#### [Task prompt]
Whenever a line below holds the word "Step", copy that line.

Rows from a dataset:
◇ ◇ ◇ ◇ ◇ ◇ ◇

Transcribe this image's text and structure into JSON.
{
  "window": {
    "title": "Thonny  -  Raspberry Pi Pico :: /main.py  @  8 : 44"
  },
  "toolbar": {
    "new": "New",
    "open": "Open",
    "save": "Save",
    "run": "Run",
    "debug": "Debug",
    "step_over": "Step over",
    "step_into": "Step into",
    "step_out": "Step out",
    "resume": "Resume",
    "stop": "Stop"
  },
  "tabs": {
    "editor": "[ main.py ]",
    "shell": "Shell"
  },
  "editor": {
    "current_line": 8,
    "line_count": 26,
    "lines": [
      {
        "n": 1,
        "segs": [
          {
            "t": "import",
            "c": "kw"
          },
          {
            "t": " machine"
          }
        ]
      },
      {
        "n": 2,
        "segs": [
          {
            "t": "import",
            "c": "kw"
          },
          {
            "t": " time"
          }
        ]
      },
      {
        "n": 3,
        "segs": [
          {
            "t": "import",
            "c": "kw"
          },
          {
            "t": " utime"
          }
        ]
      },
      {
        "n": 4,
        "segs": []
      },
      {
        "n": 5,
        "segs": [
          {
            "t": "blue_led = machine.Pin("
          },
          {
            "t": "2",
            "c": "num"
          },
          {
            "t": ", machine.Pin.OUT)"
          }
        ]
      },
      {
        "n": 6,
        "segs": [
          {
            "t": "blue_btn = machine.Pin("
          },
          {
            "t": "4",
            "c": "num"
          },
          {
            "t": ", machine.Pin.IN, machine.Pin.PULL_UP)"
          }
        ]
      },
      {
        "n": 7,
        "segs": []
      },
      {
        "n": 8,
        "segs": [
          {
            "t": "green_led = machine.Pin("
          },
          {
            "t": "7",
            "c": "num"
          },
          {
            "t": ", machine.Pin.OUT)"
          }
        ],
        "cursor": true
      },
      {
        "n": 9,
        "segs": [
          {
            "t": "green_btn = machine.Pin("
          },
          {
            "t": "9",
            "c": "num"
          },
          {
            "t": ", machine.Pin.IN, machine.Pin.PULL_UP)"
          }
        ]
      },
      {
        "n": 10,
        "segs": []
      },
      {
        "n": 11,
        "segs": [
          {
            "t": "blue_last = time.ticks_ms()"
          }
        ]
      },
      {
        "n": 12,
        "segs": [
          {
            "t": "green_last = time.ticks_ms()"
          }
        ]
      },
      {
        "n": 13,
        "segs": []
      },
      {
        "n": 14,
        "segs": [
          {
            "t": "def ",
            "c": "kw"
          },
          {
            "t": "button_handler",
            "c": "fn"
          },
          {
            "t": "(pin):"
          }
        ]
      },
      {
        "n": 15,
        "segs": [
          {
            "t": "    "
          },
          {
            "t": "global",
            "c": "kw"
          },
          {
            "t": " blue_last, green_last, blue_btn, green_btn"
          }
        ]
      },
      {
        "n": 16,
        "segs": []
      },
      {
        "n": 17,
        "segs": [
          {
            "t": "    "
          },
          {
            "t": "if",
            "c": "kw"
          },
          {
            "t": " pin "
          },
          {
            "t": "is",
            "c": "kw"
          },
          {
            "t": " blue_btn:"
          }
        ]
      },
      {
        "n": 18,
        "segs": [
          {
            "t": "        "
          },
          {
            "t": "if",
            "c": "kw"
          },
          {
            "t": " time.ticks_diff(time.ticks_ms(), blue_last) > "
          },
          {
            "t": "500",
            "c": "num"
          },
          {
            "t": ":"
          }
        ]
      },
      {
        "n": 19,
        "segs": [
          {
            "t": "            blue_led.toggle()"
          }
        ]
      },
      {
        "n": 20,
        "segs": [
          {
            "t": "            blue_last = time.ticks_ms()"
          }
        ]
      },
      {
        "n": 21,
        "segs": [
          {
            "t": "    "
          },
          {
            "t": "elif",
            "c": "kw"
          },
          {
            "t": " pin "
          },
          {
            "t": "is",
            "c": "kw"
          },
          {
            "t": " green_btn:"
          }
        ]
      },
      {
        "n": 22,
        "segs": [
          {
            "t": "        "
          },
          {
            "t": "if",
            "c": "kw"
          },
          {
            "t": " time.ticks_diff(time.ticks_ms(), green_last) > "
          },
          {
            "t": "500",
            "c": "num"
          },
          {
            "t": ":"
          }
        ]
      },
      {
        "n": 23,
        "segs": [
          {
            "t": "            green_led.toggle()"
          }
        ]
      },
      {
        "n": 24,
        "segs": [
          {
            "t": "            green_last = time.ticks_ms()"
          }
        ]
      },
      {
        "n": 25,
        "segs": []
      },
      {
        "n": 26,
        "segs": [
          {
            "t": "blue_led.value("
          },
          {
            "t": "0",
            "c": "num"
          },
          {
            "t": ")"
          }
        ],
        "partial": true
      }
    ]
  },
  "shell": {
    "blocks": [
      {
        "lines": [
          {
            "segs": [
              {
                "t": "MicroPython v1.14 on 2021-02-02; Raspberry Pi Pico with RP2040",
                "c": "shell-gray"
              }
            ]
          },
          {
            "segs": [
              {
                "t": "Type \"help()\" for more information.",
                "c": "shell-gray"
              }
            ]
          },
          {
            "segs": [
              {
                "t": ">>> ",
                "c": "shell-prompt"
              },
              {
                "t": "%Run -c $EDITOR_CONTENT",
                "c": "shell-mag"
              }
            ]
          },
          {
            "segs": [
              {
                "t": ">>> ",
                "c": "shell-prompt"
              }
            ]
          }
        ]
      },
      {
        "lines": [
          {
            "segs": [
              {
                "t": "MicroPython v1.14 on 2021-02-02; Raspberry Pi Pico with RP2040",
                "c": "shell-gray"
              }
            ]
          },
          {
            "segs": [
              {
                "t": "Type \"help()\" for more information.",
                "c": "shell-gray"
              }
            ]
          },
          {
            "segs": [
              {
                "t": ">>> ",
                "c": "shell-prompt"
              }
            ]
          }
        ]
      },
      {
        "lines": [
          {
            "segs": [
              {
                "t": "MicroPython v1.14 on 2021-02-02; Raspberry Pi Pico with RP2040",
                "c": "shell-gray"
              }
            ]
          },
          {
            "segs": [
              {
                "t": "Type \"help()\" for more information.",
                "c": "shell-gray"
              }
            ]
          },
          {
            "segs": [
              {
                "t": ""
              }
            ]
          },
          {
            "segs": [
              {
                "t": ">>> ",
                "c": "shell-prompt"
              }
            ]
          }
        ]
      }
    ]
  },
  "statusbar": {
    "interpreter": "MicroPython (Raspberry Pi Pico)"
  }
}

◇ ◇ ◇ ◇ ◇ ◇ ◇

#### [Written reply]
    "step_over": "Step over",
    "step_into": "Step into",
    "step_out": "Step out",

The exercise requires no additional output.